◆ **Task objective**
Would it be possible to write out each entry below exactly, without the pictures?

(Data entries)
__________

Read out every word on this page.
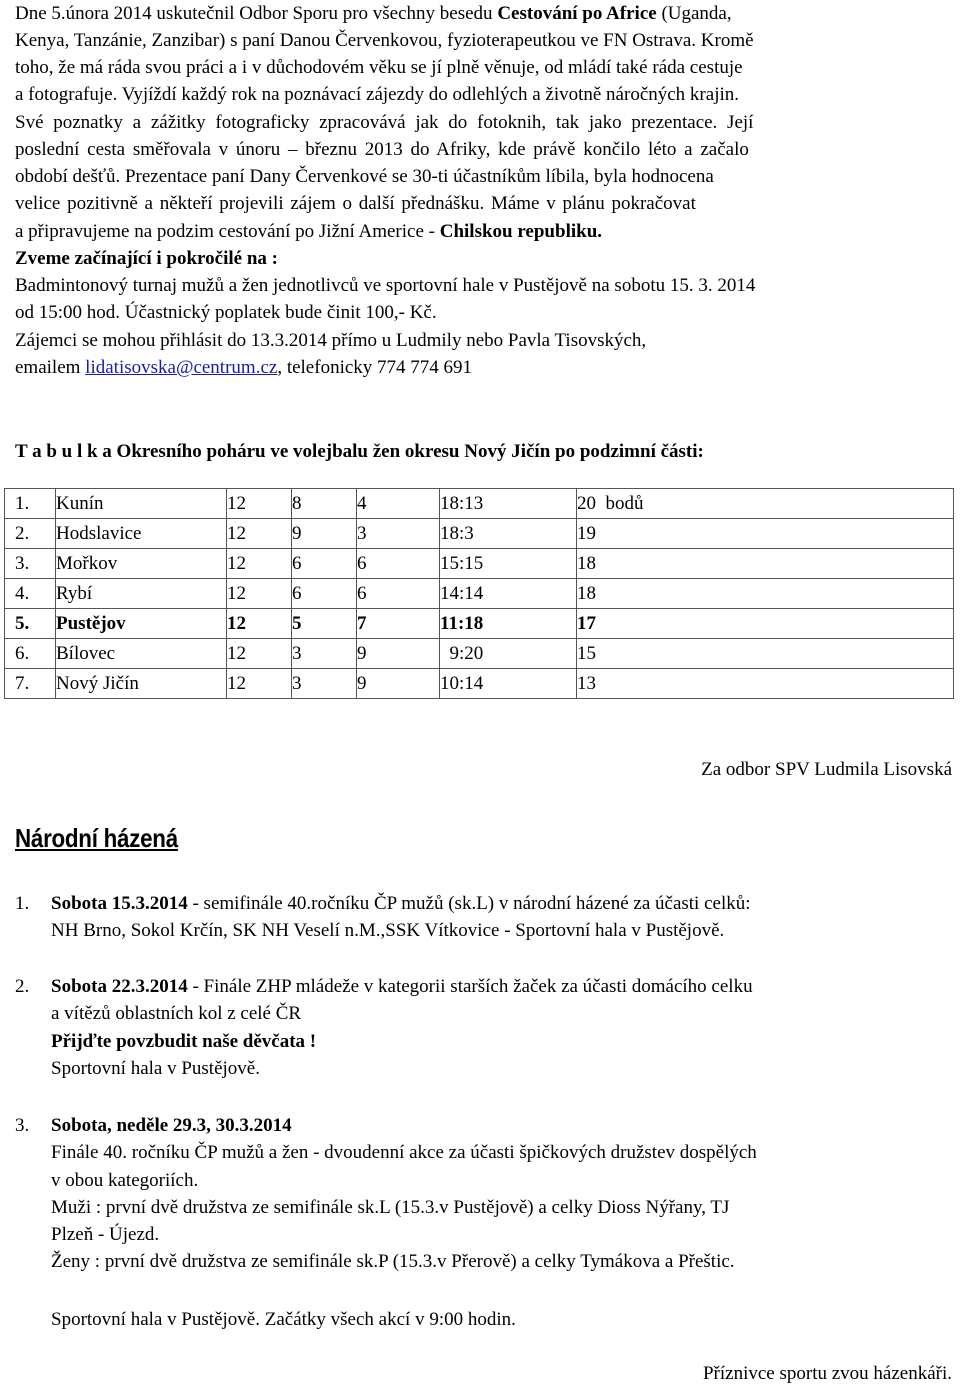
Dne 5.února 2014 uskutečnil Odbor Sporu pro všechny besedu Cestování po Africe (Uganda,
Kenya, Tanzánie, Zanzibar) s paní Danou Červenkovou, fyzioterapeutkou ve FN Ostrava. Kromě
toho, že má ráda svou práci a i v důchodovém věku se jí plně věnuje, od mládí také ráda cestuje
a fotografuje. Vyjíždí každý rok na poznávací zájezdy do odlehlých a životně náročných krajin.
Své poznatky a zážitky fotograficky zpracovává jak do fotoknih, tak jako prezentace. Její
poslední cesta směřovala v únoru – březnu 2013 do Afriky, kde právě končilo léto a začalo
období dešťů. Prezentace paní Dany Červenkové se 30-ti účastníkům líbila, byla hodnocena
velice pozitivně a někteří projevili zájem o další přednášku. Máme v plánu pokračovat
a připravujeme na podzim cestování po Jižní Americe - Chilskou republiku.
Zveme začínající i pokročilé na :
Badmintonový turnaj mužů a žen jednotlivců ve sportovní hale v Pustějově na sobotu 15. 3. 2014
od 15:00 hod. Účastnický poplatek bude činit 100,- Kč.
Zájemci se mohou přihlásit do 13.3.2014 přímo u Ludmily nebo Pavla Tisovských,
emailem lidatisovska@centrum.cz, telefonicky 774 774 691
T a b u l k a Okresního poháru ve volejbalu žen okresu Nový Jičín po podzimní části:
1.	Kunín	12	8	4	18:13	20  bodů
2.	Hodslavice	12	9	3	18:3	19
3.	Mořkov	12	6	6	15:15	18
4.	Rybí	12	6	6	14:14	18
5.	Pustějov	12	5	7	11:18	17
6.	Bílovec	12	3	9	9:20	15
7.	Nový Jičín	12	3	9	10:14	13
Za odbor SPV Ludmila Lisovská
Národní házená
1. Sobota 15.3.2014 - semifinále 40.ročníku ČP mužů (sk.L) v národní házené za účasti celků:
NH Brno, Sokol Krčín, SK NH Veselí n.M.,SSK Vítkovice - Sportovní hala v Pustějově.
2. Sobota 22.3.2014 - Finále ZHP mládeže v kategorii starších žaček za účasti domácího celku
a vítězů oblastních kol z celé ČR
Přijďte povzbudit naše děvčata !
Sportovní hala v Pustějově.
3. Sobota, neděle 29.3, 30.3.2014
Finále 40. ročníku ČP mužů a žen - dvoudenní akce za účasti špičkových družstev dospělých
v obou kategoriích.
Muži : první dvě družstva ze semifinále sk.L (15.3.v Pustějově) a celky Dioss Nýřany, TJ
Plzeň - Újezd.
Ženy : první dvě družstva ze semifinále sk.P (15.3.v Přerově) a celky Tymákova a Přeštic.
Sportovní hala v Pustějově. Začátky všech akcí v 9:00 hodin.
Příznivce sportu zvou házenkáři.
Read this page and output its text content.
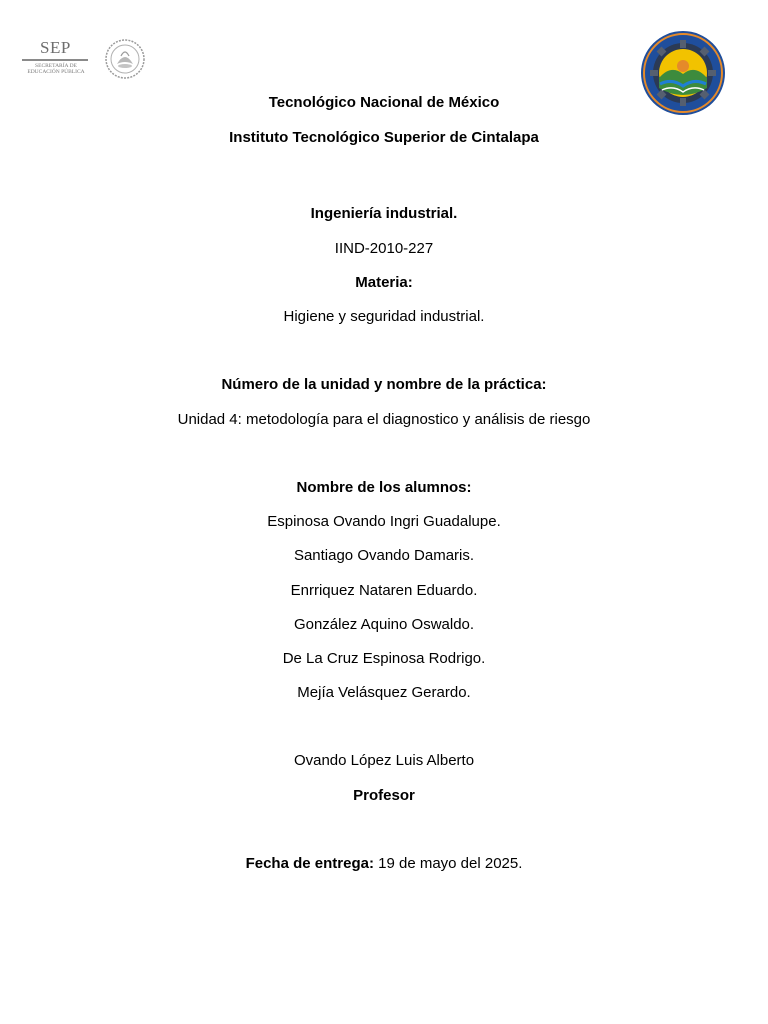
SEP
SECRETARÍA DE
EDUCACIÓN PÚBLICA
Tecnológico Nacional de México
Instituto Tecnológico Superior de Cintalapa
Ingeniería industrial.
IIND-2010-227
Materia:
Higiene y seguridad industrial.
Número de la unidad y nombre de la práctica:
Unidad 4: metodología para el diagnostico y análisis de riesgo
Nombre de los alumnos:
Espinosa Ovando Ingri Guadalupe.
Santiago Ovando Damaris.
Enrriquez Nataren Eduardo.
González Aquino Oswaldo.
De La Cruz Espinosa Rodrigo.
Mejía Velásquez Gerardo.
Ovando López Luis Alberto
Profesor
Fecha de entrega: 19 de mayo del 2025.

__________

◆ **Reply**
Read out every word on this page.
Dne 5.února 2014 uskutečnil Odbor Sporu pro všechny besedu Cestování po Africe (Uganda,
Kenya, Tanzánie, Zanzibar) s paní Danou Červenkovou, fyzioterapeutkou ve FN Ostrava. Kromě
toho, že má ráda svou práci a i v důchodovém věku se jí plně věnuje, od mládí také ráda cestuje
a fotografuje. Vyjíždí každý rok na poznávací zájezdy do odlehlých a životně náročných krajin.
Své poznatky a zážitky fotograficky zpracovává jak do fotoknih, tak jako prezentace. Její
poslední cesta směřovala v únoru – březnu 2013 do Afriky, kde právě končilo léto a začalo
období dešťů. Prezentace paní Dany Červenkové se 30-ti účastníkům líbila, byla hodnocena
velice pozitivně a někteří projevili zájem o další přednášku. Máme v plánu pokračovat
a připravujeme na podzim cestování po Jižní Americe - Chilskou republiku.
Zveme začínající i pokročilé na :
Badmintonový turnaj mužů a žen jednotlivců ve sportovní hale v Pustějově na sobotu 15. 3. 2014
od 15:00 hod. Účastnický poplatek bude činit 100,- Kč.
Zájemci se mohou přihlásit do 13.3.2014 přímo u Ludmily nebo Pavla Tisovských,
emailem lidatisovska@centrum.cz, telefonicky 774 774 691
T a b u l k a Okresního poháru ve volejbalu žen okresu Nový Jičín po podzimní části:
1.	Kunín	12	8	4	18:13	20  bodů
2.	Hodslavice	12	9	3	18:3	19
3.	Mořkov	12	6	6	15:15	18
4.	Rybí	12	6	6	14:14	18
5.	Pustějov	12	5	7	11:18	17
6.	Bílovec	12	3	9	9:20	15
7.	Nový Jičín	12	3	9	10:14	13
Za odbor SPV Ludmila Lisovská
Národní házená
1. Sobota 15.3.2014 - semifinále 40.ročníku ČP mužů (sk.L) v národní házené za účasti celků:
NH Brno, Sokol Krčín, SK NH Veselí n.M.,SSK Vítkovice - Sportovní hala v Pustějově.
2. Sobota 22.3.2014 - Finále ZHP mládeže v kategorii starších žaček za účasti domácího celku
a vítězů oblastních kol z celé ČR
Přijďte povzbudit naše děvčata !
Sportovní hala v Pustějově.
3. Sobota, neděle 29.3, 30.3.2014
Finále 40. ročníku ČP mužů a žen - dvoudenní akce za účasti špičkových družstev dospělých
v obou kategoriích.
Muži : první dvě družstva ze semifinále sk.L (15.3.v Pustějově) a celky Dioss Nýřany, TJ
Plzeň - Újezd.
Ženy : první dvě družstva ze semifinále sk.P (15.3.v Přerově) a celky Tymákova a Přeštic.
Sportovní hala v Pustějově. Začátky všech akcí v 9:00 hodin.
Příznivce sportu zvou házenkáři.
Read this page and output its text content.
SEP
SECRETARÍA DE
EDUCACIÓN PÚBLICA
Tecnológico Nacional de México
Instituto Tecnológico Superior de Cintalapa
Ingeniería industrial.
IIND-2010-227
Materia:
Higiene y seguridad industrial.
Número de la unidad y nombre de la práctica:
Unidad 4: metodología para el diagnostico y análisis de riesgo
Nombre de los alumnos:
Espinosa Ovando Ingri Guadalupe.
Santiago Ovando Damaris.
Enrriquez Nataren Eduardo.
González Aquino Oswaldo.
De La Cruz Espinosa Rodrigo.
Mejía Velásquez Gerardo.
Ovando López Luis Alberto
Profesor
Fecha de entrega: 19 de mayo del 2025.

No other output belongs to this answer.